▸ **Recorded information**:

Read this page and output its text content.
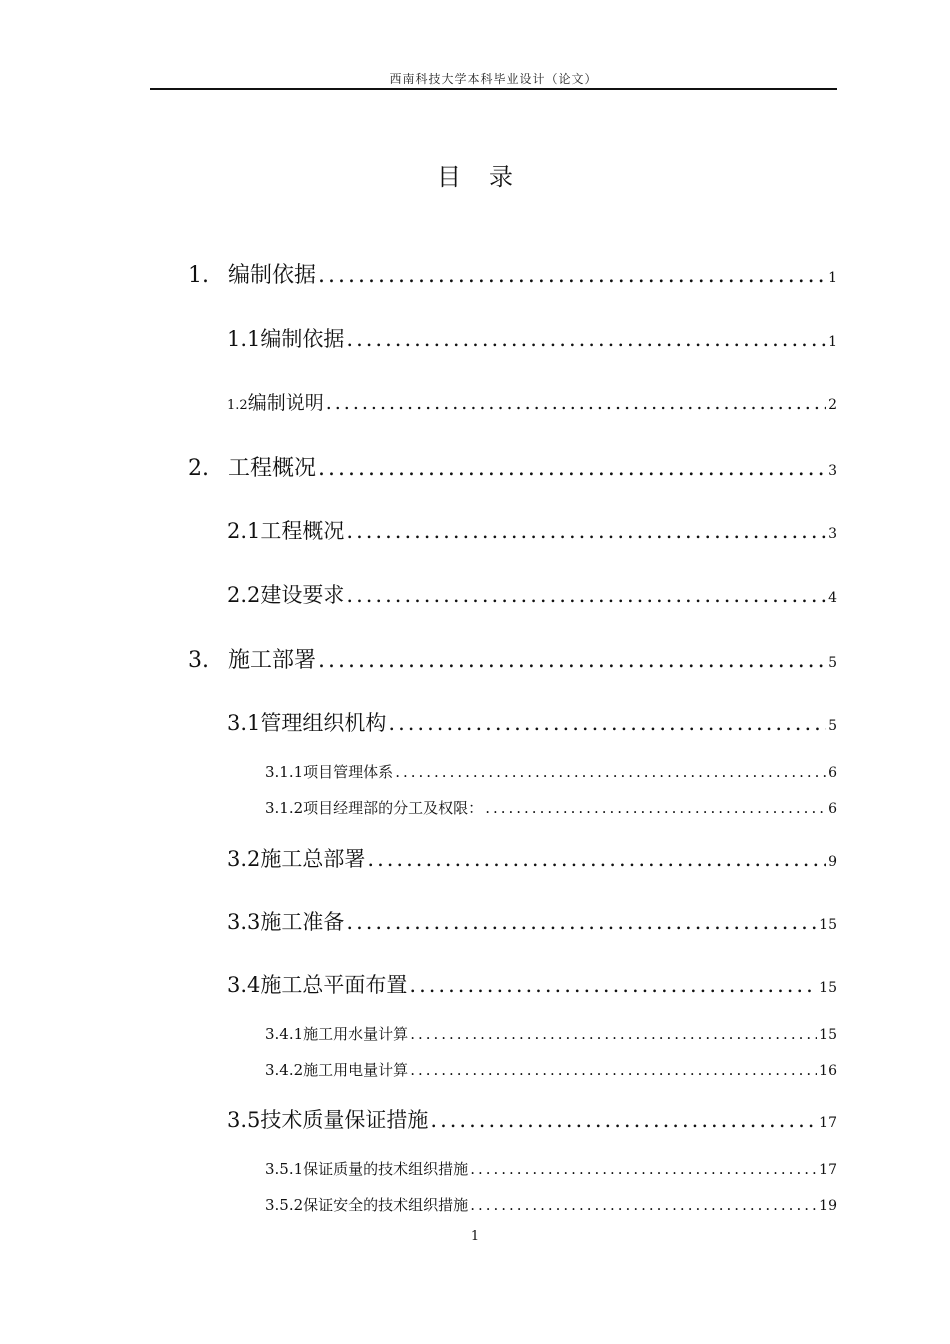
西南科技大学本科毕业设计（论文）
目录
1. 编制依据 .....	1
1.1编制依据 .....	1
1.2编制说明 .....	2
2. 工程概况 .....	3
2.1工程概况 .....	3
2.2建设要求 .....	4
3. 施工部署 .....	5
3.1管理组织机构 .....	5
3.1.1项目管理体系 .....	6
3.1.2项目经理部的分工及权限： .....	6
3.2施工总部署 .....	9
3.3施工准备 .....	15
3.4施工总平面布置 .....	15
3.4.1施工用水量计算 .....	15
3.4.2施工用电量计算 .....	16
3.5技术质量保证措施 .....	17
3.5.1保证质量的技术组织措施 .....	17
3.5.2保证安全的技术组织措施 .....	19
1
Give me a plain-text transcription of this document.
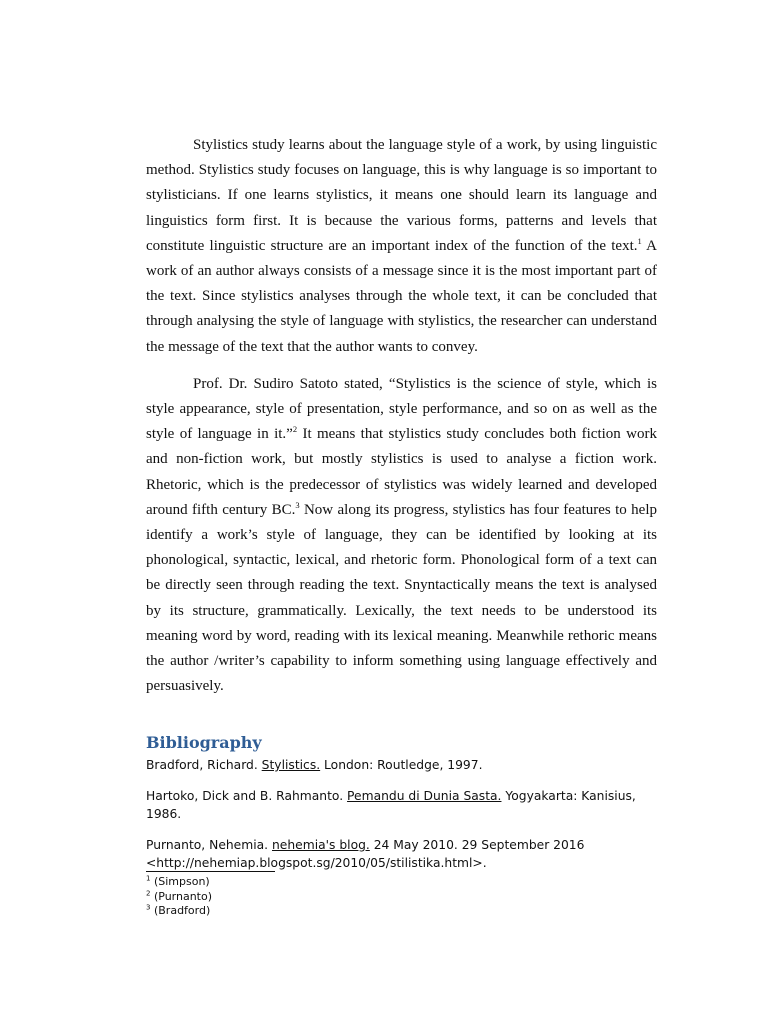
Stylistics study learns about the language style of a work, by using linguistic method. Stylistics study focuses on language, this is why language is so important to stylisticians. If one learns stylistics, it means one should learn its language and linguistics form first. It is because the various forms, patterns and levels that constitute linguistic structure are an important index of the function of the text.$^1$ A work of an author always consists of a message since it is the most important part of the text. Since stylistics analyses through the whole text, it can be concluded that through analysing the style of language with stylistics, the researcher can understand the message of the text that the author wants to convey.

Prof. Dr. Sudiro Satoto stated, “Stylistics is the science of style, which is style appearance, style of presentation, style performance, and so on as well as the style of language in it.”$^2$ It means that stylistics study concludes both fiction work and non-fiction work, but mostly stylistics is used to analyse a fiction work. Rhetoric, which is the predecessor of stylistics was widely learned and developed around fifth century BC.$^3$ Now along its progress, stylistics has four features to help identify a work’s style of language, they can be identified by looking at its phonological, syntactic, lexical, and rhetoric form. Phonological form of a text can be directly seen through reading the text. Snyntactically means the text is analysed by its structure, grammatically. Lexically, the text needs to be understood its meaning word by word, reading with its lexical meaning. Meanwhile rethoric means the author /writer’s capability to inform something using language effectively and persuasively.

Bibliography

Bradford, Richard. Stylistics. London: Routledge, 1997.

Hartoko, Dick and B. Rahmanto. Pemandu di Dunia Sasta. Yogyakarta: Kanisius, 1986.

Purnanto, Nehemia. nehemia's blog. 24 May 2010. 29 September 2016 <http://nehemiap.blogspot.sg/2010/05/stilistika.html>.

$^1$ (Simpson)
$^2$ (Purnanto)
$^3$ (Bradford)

▸ **To be done**: Repeat the lines above exactly, and keep every picture out.

▸ **In response**:
Read this page and output its text content.
西南科技大学本科毕业设计（论文）
目录
1. 编制依据 .....	1
1.1编制依据 .....	1
1.2编制说明 .....	2
2. 工程概况 .....	3
2.1工程概况 .....	3
2.2建设要求 .....	4
3. 施工部署 .....	5
3.1管理组织机构 .....	5
3.1.1项目管理体系 .....	6
3.1.2项目经理部的分工及权限： .....	6
3.2施工总部署 .....	9
3.3施工准备 .....	15
3.4施工总平面布置 .....	15
3.4.1施工用水量计算 .....	15
3.4.2施工用电量计算 .....	16
3.5技术质量保证措施 .....	17
3.5.1保证质量的技术组织措施 .....	17
3.5.2保证安全的技术组织措施 .....	19
1
Give me a plain-text transcription of this document.
Stylistics study learns about the language style of a work, by using linguistic method. Stylistics study focuses on language, this is why language is so important to stylisticians. If one learns stylistics, it means one should learn its language and linguistics form first. It is because the various forms, patterns and levels that constitute linguistic structure are an important index of the function of the text.$^1$ A work of an author always consists of a message since it is the most important part of the text. Since stylistics analyses through the whole text, it can be concluded that through analysing the style of language with stylistics, the researcher can understand the message of the text that the author wants to convey.

Prof. Dr. Sudiro Satoto stated, “Stylistics is the science of style, which is style appearance, style of presentation, style performance, and so on as well as the style of language in it.”$^2$ It means that stylistics study concludes both fiction work and non-fiction work, but mostly stylistics is used to analyse a fiction work. Rhetoric, which is the predecessor of stylistics was widely learned and developed around fifth century BC.$^3$ Now along its progress, stylistics has four features to help identify a work’s style of language, they can be identified by looking at its phonological, syntactic, lexical, and rhetoric form. Phonological form of a text can be directly seen through reading the text. Snyntactically means the text is analysed by its structure, grammatically. Lexically, the text needs to be understood its meaning word by word, reading with its lexical meaning. Meanwhile rethoric means the author /writer’s capability to inform something using language effectively and persuasively.

Bibliography

Bradford, Richard. Stylistics. London: Routledge, 1997.

Hartoko, Dick and B. Rahmanto. Pemandu di Dunia Sasta. Yogyakarta: Kanisius, 1986.

Purnanto, Nehemia. nehemia's blog. 24 May 2010. 29 September 2016 <http://nehemiap.blogspot.sg/2010/05/stilistika.html>.

$^1$ (Simpson)
$^2$ (Purnanto)
$^3$ (Bradford)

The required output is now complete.